WRITTEN PROBLEM =
Update the items below by replacing each "data-point" with "marker" and keeping everything else unchanged.

[Bounding box entries]
+ + + + + + +

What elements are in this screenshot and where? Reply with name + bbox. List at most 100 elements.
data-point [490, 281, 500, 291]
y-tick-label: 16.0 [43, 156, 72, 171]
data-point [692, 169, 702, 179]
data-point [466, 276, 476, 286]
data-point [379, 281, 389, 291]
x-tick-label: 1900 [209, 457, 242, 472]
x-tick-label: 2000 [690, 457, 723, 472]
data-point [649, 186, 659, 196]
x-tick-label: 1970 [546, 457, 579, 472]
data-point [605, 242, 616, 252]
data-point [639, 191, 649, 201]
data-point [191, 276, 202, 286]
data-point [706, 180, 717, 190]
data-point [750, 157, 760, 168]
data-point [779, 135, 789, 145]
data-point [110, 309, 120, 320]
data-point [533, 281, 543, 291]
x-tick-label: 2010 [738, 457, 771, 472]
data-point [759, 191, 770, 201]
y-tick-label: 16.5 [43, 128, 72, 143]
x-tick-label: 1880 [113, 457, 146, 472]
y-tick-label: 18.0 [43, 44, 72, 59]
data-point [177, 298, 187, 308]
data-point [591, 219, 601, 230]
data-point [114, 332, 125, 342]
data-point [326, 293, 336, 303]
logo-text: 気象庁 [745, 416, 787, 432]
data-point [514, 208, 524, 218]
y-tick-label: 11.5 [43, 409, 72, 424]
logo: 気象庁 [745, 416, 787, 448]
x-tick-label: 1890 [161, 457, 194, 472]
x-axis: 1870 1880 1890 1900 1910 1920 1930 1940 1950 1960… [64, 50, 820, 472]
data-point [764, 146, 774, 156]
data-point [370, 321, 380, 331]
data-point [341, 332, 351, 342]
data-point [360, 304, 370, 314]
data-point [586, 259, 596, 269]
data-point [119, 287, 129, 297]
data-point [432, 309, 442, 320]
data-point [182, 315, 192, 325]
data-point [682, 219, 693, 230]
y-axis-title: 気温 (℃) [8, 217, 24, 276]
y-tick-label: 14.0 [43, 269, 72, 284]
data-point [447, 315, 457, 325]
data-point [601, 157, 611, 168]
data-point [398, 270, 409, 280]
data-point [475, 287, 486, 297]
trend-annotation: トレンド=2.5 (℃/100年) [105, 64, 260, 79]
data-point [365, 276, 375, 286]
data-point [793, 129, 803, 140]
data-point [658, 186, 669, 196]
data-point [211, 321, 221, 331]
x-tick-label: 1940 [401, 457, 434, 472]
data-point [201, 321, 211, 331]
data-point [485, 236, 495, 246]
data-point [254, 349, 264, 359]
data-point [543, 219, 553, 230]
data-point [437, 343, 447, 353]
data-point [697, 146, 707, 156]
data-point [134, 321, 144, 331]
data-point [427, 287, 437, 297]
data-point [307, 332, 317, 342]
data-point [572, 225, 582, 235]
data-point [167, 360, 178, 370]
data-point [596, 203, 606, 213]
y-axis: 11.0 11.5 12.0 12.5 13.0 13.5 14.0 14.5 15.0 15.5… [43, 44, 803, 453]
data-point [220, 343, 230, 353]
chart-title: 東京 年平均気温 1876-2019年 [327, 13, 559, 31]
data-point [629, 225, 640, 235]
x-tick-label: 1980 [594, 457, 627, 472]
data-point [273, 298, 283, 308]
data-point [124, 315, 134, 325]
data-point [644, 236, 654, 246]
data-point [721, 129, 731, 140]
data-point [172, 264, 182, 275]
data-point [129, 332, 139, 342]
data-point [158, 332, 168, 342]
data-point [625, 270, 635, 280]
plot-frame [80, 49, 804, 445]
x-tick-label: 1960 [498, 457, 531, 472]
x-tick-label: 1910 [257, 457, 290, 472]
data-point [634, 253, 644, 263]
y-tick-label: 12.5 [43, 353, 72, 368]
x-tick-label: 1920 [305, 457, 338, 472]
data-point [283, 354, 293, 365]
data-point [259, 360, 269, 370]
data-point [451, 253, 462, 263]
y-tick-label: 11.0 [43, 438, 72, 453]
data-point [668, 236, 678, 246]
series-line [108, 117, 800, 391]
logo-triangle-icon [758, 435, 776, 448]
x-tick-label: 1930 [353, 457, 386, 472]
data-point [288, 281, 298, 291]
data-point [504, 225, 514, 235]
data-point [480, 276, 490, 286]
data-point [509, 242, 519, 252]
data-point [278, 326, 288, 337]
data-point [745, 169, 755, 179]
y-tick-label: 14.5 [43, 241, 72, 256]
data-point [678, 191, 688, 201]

+ + + + + + +

FINAL RESULT =
What elements are in this screenshot and where? Reply with name + bbox. List at most 100 elements.
marker [490, 281, 500, 291]
y-tick-label: 16.0 [43, 156, 72, 171]
marker [692, 169, 702, 179]
marker [466, 276, 476, 286]
marker [379, 281, 389, 291]
x-tick-label: 1900 [209, 457, 242, 472]
x-tick-label: 2000 [690, 457, 723, 472]
marker [649, 186, 659, 196]
x-tick-label: 1970 [546, 457, 579, 472]
marker [605, 242, 616, 252]
marker [639, 191, 649, 201]
marker [191, 276, 202, 286]
marker [706, 180, 717, 190]
marker [750, 157, 760, 168]
marker [779, 135, 789, 145]
marker [110, 309, 120, 320]
marker [533, 281, 543, 291]
x-tick-label: 2010 [738, 457, 771, 472]
marker [759, 191, 770, 201]
y-tick-label: 16.5 [43, 128, 72, 143]
x-tick-label: 1880 [113, 457, 146, 472]
y-tick-label: 18.0 [43, 44, 72, 59]
marker [177, 298, 187, 308]
marker [591, 219, 601, 230]
marker [114, 332, 125, 342]
marker [326, 293, 336, 303]
logo-text: 気象庁 [745, 416, 787, 432]
marker [514, 208, 524, 218]
y-tick-label: 11.5 [43, 409, 72, 424]
logo: 気象庁 [745, 416, 787, 448]
x-tick-label: 1890 [161, 457, 194, 472]
x-axis: 1870 1880 1890 1900 1910 1920 1930 1940 1950 1960… [64, 50, 820, 472]
marker [764, 146, 774, 156]
marker [370, 321, 380, 331]
marker [341, 332, 351, 342]
marker [360, 304, 370, 314]
marker [586, 259, 596, 269]
marker [119, 287, 129, 297]
marker [432, 309, 442, 320]
marker [182, 315, 192, 325]
marker [682, 219, 693, 230]
y-axis-title: 気温 (℃) [8, 217, 24, 276]
y-tick-label: 14.0 [43, 269, 72, 284]
marker [447, 315, 457, 325]
marker [601, 157, 611, 168]
marker [398, 270, 409, 280]
marker [475, 287, 486, 297]
trend-annotation: トレンド=2.5 (℃/100年) [105, 64, 260, 79]
marker [365, 276, 375, 286]
marker [793, 129, 803, 140]
marker [658, 186, 669, 196]
marker [211, 321, 221, 331]
x-tick-label: 1940 [401, 457, 434, 472]
marker [201, 321, 211, 331]
marker [485, 236, 495, 246]
marker [254, 349, 264, 359]
marker [543, 219, 553, 230]
marker [437, 343, 447, 353]
marker [697, 146, 707, 156]
marker [134, 321, 144, 331]
marker [427, 287, 437, 297]
marker [307, 332, 317, 342]
marker [572, 225, 582, 235]
marker [167, 360, 178, 370]
marker [596, 203, 606, 213]
y-axis: 11.0 11.5 12.0 12.5 13.0 13.5 14.0 14.5 15.0 15.5… [43, 44, 803, 453]
marker [220, 343, 230, 353]
chart-title: 東京 年平均気温 1876-2019年 [327, 13, 559, 31]
marker [629, 225, 640, 235]
x-tick-label: 1980 [594, 457, 627, 472]
marker [273, 298, 283, 308]
marker [124, 315, 134, 325]
marker [644, 236, 654, 246]
marker [721, 129, 731, 140]
marker [172, 264, 182, 275]
marker [129, 332, 139, 342]
marker [158, 332, 168, 342]
marker [625, 270, 635, 280]
plot-frame [80, 49, 804, 445]
x-tick-label: 1960 [498, 457, 531, 472]
x-tick-label: 1910 [257, 457, 290, 472]
marker [634, 253, 644, 263]
y-tick-label: 12.5 [43, 353, 72, 368]
x-tick-label: 1920 [305, 457, 338, 472]
marker [283, 354, 293, 365]
marker [259, 360, 269, 370]
marker [451, 253, 462, 263]
y-tick-label: 11.0 [43, 438, 72, 453]
marker [668, 236, 678, 246]
series-line [108, 117, 800, 391]
logo-triangle-icon [758, 435, 776, 448]
x-tick-label: 1930 [353, 457, 386, 472]
marker [288, 281, 298, 291]
marker [504, 225, 514, 235]
marker [480, 276, 490, 286]
marker [509, 242, 519, 252]
marker [278, 326, 288, 337]
marker [745, 169, 755, 179]
y-tick-label: 14.5 [43, 241, 72, 256]
marker [678, 191, 688, 201]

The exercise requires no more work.